• [Exercise description] Copy every line of the items below word for word, leaving out the pictures.

• [Record list]
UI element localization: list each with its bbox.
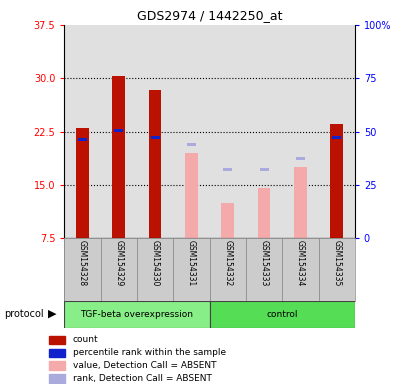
Bar [332,136,341,139]
Bar [49,374,65,383]
FancyBboxPatch shape [210,238,246,301]
Text: GSM154328: GSM154328 [78,240,87,286]
Bar [101,25,137,238]
Text: GSM154333: GSM154333 [259,240,269,286]
Bar [223,168,232,170]
FancyBboxPatch shape [319,238,355,301]
FancyBboxPatch shape [282,238,319,301]
Bar [296,157,305,160]
Bar [112,76,125,238]
Bar [149,90,161,238]
Bar [49,361,65,370]
Bar [114,129,123,131]
Bar [78,138,87,141]
Bar [210,25,246,238]
Title: GDS2974 / 1442250_at: GDS2974 / 1442250_at [137,9,282,22]
Text: GSM154330: GSM154330 [151,240,160,286]
FancyBboxPatch shape [100,238,137,301]
Bar [319,25,355,238]
Bar [210,301,355,328]
Bar [49,336,65,344]
Bar [294,167,307,238]
Text: GSM154332: GSM154332 [223,240,232,286]
Text: TGF-beta overexpression: TGF-beta overexpression [81,310,193,319]
Bar [64,301,210,328]
Bar [282,25,319,238]
Text: GSM154329: GSM154329 [114,240,123,286]
Bar [49,349,65,357]
Bar [76,128,89,238]
Bar [185,153,198,238]
Bar [221,203,234,238]
Text: protocol: protocol [4,309,44,319]
Text: GSM154335: GSM154335 [332,240,341,286]
Text: value, Detection Call = ABSENT: value, Detection Call = ABSENT [73,361,216,370]
Bar [173,25,210,238]
Text: rank, Detection Call = ABSENT: rank, Detection Call = ABSENT [73,374,211,383]
FancyBboxPatch shape [173,238,210,301]
Bar [151,136,160,139]
Bar [258,189,271,238]
Bar [64,25,101,238]
Bar [246,25,282,238]
Text: percentile rank within the sample: percentile rank within the sample [73,348,226,358]
Text: count: count [73,335,98,344]
FancyBboxPatch shape [137,238,173,301]
FancyBboxPatch shape [64,238,100,301]
Text: GSM154334: GSM154334 [296,240,305,286]
FancyBboxPatch shape [246,238,282,301]
Text: control: control [266,310,298,319]
Text: GSM154331: GSM154331 [187,240,196,286]
Bar [187,143,196,146]
Bar [137,25,173,238]
Bar [330,124,343,238]
Text: ▶: ▶ [48,309,56,319]
Bar [259,168,269,170]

• [Response for this exercise]
UI element localization: list each with its bbox.
Bar [332,136,341,139]
Bar [49,374,65,383]
FancyBboxPatch shape [210,238,246,301]
Text: GSM154328: GSM154328 [78,240,87,286]
Bar [101,25,137,238]
Text: GSM154333: GSM154333 [259,240,269,286]
Bar [223,168,232,170]
FancyBboxPatch shape [319,238,355,301]
FancyBboxPatch shape [282,238,319,301]
Bar [296,157,305,160]
Bar [112,76,125,238]
Bar [149,90,161,238]
Bar [49,361,65,370]
Bar [114,129,123,131]
Bar [78,138,87,141]
Bar [210,25,246,238]
Title: GDS2974 / 1442250_at: GDS2974 / 1442250_at [137,9,282,22]
Text: GSM154330: GSM154330 [151,240,160,286]
FancyBboxPatch shape [100,238,137,301]
Bar [319,25,355,238]
Bar [210,301,355,328]
Bar [49,336,65,344]
Bar [294,167,307,238]
Text: GSM154332: GSM154332 [223,240,232,286]
Text: TGF-beta overexpression: TGF-beta overexpression [81,310,193,319]
Bar [64,301,210,328]
Bar [282,25,319,238]
Text: GSM154329: GSM154329 [114,240,123,286]
Bar [49,349,65,357]
Bar [76,128,89,238]
Bar [185,153,198,238]
Bar [221,203,234,238]
Text: protocol: protocol [4,309,44,319]
Text: GSM154335: GSM154335 [332,240,341,286]
Text: value, Detection Call = ABSENT: value, Detection Call = ABSENT [73,361,216,370]
Bar [173,25,210,238]
Text: rank, Detection Call = ABSENT: rank, Detection Call = ABSENT [73,374,211,383]
FancyBboxPatch shape [173,238,210,301]
Bar [151,136,160,139]
Bar [258,189,271,238]
Bar [64,25,101,238]
Bar [246,25,282,238]
Text: percentile rank within the sample: percentile rank within the sample [73,348,226,358]
Text: count: count [73,335,98,344]
FancyBboxPatch shape [137,238,173,301]
FancyBboxPatch shape [64,238,100,301]
Text: GSM154334: GSM154334 [296,240,305,286]
FancyBboxPatch shape [246,238,282,301]
Text: control: control [266,310,298,319]
Text: GSM154331: GSM154331 [187,240,196,286]
Bar [187,143,196,146]
Bar [137,25,173,238]
Bar [330,124,343,238]
Text: ▶: ▶ [48,309,56,319]
Bar [259,168,269,170]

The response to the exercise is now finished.